> **Problem to solve**:
Gather every line from the entries below that includes "rectè".

> **Record excerpts**:
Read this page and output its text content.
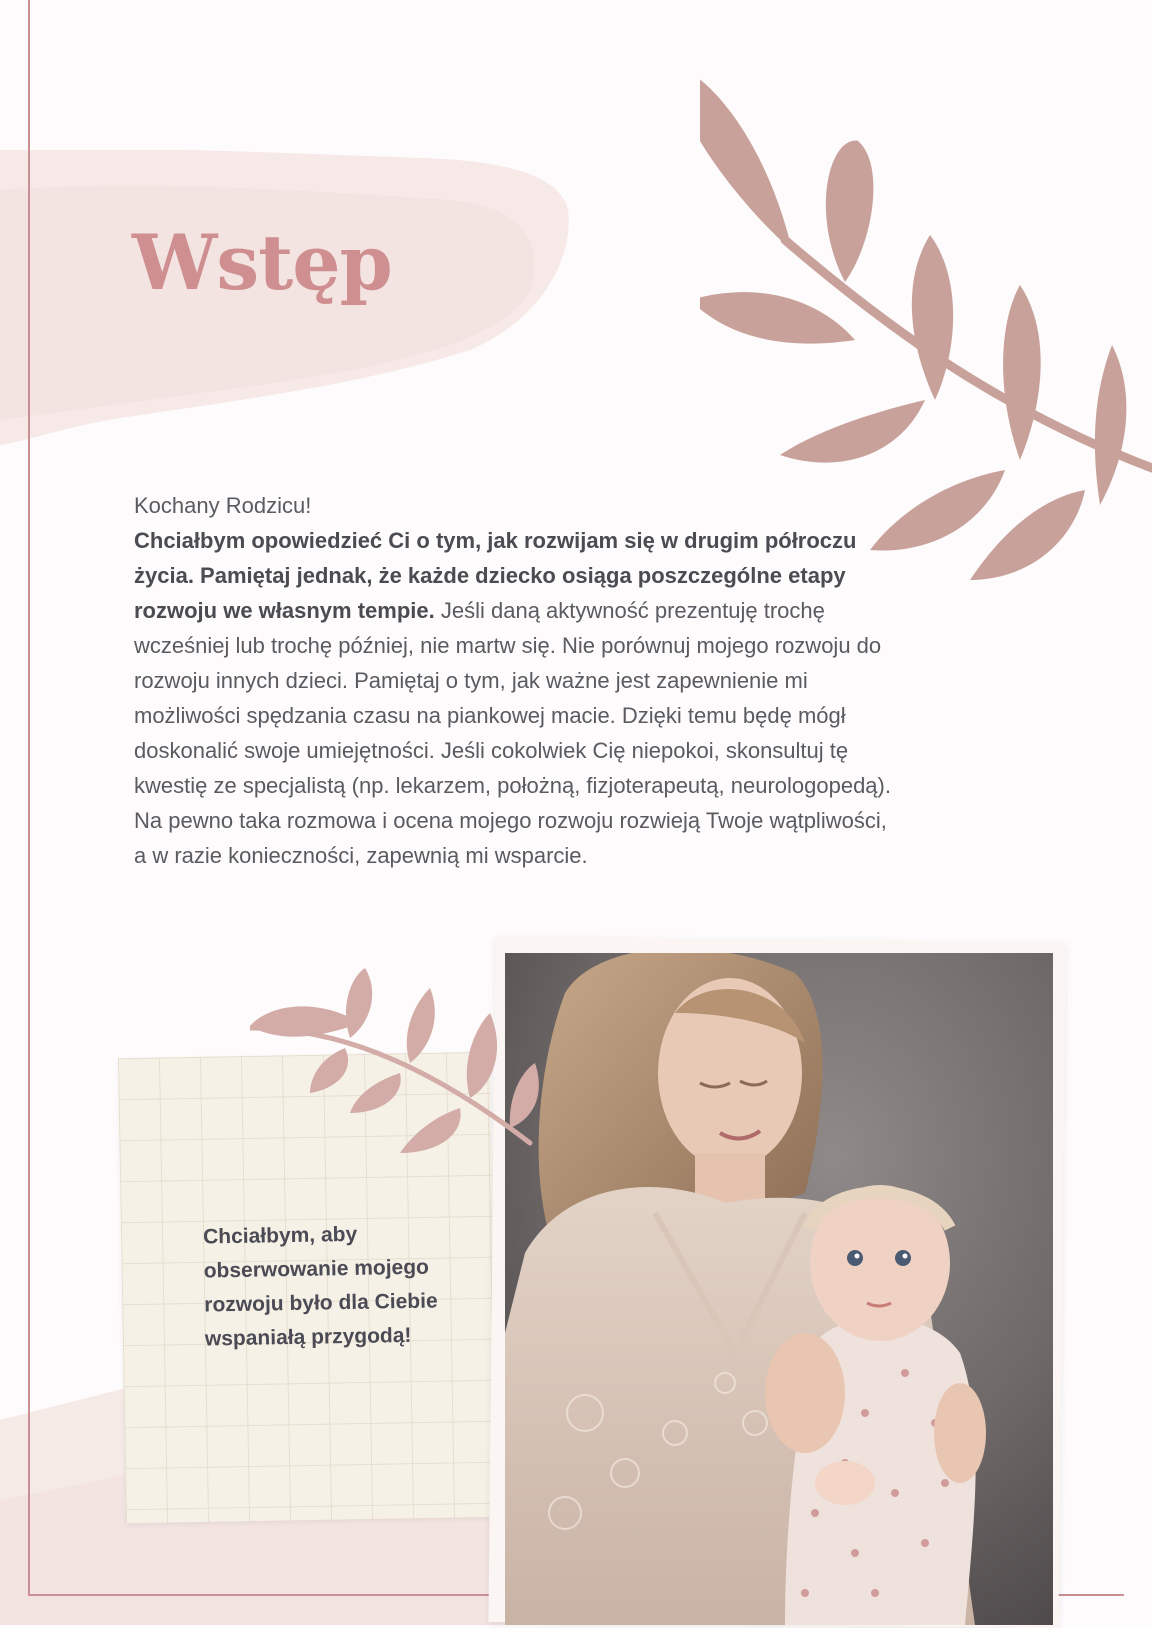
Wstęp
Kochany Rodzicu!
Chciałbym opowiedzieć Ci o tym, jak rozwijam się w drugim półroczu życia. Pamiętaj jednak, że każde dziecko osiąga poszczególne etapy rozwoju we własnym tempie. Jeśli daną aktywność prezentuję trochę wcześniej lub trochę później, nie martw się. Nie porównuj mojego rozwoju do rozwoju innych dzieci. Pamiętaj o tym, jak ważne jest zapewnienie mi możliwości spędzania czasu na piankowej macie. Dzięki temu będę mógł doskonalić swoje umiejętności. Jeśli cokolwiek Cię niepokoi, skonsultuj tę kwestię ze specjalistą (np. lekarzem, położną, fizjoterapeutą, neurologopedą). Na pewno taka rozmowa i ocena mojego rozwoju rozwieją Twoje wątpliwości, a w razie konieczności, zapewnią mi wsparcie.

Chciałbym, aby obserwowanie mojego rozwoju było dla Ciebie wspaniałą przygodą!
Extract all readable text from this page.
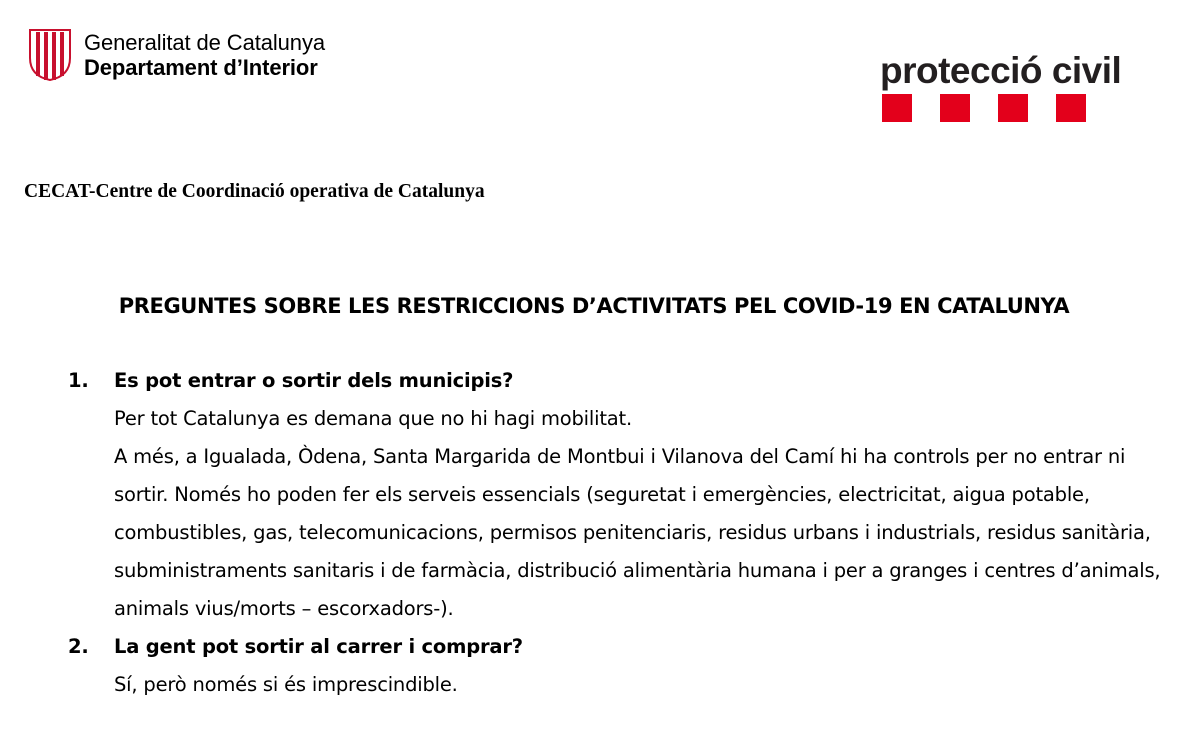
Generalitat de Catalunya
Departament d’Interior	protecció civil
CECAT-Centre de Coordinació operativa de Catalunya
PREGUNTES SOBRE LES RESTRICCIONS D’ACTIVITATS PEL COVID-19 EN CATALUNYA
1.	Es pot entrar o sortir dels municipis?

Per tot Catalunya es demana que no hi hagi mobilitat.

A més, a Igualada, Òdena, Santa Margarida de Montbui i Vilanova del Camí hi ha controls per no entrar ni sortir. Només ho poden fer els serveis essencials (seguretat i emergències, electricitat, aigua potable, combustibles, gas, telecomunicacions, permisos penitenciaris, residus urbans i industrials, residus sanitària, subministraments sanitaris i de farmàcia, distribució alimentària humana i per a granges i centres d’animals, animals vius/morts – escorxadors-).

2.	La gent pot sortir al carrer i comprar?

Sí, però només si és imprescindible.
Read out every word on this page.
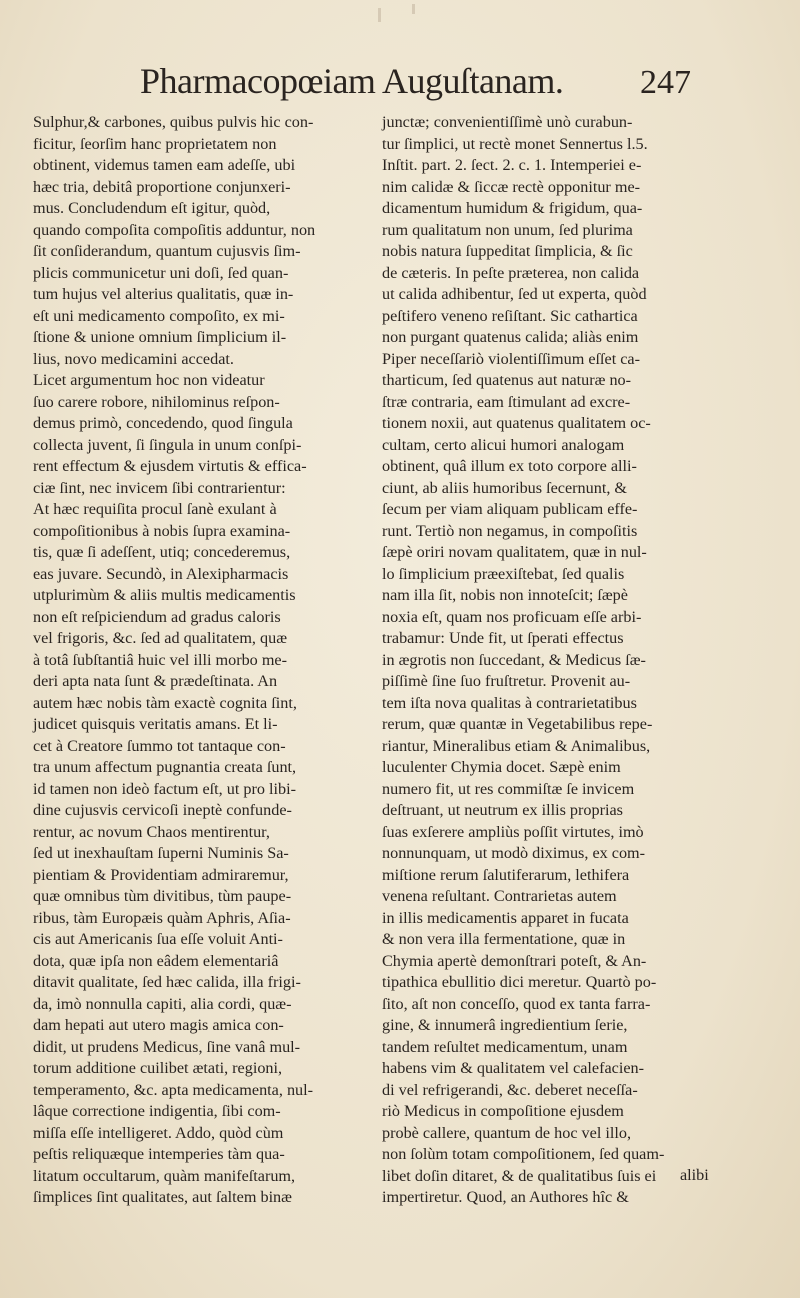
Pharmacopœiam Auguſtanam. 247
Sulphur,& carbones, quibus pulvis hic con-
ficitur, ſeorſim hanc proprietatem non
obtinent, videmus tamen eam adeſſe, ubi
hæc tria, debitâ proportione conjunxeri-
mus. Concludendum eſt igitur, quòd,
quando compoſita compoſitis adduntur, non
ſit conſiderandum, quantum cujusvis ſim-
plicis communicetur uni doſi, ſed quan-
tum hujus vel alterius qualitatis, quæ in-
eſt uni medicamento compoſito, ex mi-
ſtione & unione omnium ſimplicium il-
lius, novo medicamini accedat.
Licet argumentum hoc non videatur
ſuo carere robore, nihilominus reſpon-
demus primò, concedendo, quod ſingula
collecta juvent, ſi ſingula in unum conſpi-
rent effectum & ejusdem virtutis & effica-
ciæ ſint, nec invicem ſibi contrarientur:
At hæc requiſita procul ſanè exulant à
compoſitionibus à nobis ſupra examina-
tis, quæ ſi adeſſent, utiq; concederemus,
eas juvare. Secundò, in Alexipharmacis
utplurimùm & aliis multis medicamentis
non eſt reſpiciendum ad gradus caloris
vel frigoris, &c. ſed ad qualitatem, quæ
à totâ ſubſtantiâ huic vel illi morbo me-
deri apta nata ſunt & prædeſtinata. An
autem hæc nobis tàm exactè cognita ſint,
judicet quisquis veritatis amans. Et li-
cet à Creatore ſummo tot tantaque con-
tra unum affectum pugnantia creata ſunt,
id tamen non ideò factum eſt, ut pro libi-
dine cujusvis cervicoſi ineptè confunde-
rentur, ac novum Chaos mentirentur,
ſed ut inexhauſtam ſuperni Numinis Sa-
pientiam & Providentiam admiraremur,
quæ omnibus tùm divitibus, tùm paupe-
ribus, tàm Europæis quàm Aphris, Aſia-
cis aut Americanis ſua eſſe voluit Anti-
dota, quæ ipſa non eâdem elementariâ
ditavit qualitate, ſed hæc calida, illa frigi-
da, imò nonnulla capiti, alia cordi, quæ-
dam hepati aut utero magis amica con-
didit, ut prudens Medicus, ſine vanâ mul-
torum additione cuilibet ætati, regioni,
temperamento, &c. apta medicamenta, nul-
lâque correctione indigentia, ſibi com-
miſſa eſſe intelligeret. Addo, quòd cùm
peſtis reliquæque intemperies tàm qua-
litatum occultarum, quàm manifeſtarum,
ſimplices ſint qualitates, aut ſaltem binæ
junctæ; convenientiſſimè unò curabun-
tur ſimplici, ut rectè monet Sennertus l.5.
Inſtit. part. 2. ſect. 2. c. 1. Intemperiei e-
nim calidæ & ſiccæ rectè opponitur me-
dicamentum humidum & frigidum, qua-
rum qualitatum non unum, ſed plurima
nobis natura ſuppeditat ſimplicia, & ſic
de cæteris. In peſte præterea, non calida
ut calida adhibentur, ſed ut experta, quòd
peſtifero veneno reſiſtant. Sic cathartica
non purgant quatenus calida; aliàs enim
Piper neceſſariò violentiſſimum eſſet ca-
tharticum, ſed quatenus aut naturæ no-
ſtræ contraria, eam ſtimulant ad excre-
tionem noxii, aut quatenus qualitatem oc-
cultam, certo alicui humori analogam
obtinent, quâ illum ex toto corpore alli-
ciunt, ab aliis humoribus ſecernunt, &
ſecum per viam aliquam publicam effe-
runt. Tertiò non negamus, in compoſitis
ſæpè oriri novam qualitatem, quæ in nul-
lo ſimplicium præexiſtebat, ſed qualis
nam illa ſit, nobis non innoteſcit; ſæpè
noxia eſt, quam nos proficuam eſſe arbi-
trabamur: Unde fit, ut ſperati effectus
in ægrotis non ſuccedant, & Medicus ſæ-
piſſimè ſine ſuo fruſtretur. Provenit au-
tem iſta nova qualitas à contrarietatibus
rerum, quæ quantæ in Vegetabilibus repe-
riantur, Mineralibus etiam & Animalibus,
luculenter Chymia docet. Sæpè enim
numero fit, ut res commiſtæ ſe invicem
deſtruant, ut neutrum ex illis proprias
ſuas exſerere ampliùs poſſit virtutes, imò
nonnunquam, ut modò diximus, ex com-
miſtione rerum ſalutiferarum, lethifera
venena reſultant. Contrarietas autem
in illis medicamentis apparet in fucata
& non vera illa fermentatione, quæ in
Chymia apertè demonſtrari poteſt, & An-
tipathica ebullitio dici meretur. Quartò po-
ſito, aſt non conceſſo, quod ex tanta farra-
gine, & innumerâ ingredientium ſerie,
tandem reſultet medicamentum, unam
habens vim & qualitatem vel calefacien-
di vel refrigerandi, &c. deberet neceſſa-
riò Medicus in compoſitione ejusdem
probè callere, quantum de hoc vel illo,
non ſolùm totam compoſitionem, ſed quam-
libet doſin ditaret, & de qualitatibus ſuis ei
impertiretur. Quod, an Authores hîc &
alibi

> **In response**:
tur ſimplici, ut rectè monet Sennertus l.5.
nim calidæ & ſiccæ rectè opponitur me-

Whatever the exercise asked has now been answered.